→ TASK TO COMPLETE
Select from the data all lines with the word "that".
--- THE DATA ---
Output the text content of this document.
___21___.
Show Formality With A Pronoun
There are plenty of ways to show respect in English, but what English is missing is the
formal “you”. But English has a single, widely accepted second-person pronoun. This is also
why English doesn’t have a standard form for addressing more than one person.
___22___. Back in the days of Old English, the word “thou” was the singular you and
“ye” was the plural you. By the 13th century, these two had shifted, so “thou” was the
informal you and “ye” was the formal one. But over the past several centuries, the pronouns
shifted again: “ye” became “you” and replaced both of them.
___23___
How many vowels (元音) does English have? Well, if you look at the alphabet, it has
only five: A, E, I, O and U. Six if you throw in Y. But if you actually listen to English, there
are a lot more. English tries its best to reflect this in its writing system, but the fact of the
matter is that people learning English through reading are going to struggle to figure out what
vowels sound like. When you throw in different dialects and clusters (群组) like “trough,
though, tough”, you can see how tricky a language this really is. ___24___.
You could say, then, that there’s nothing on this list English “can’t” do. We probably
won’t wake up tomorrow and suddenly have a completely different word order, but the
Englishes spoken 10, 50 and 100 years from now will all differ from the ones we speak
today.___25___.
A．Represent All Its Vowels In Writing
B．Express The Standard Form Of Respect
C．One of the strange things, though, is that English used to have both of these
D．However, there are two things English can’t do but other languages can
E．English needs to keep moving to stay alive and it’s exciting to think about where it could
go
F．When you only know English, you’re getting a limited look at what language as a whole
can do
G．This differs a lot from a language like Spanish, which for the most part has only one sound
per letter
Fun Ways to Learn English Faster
---
→ EXPECTED ANSWER
matter is that people learning English through reading are going to struggle to figure out what
You could say, then, that there’s nothing on this list English “can’t” do. We probably
C．One of the strange things, though, is that English used to have both of these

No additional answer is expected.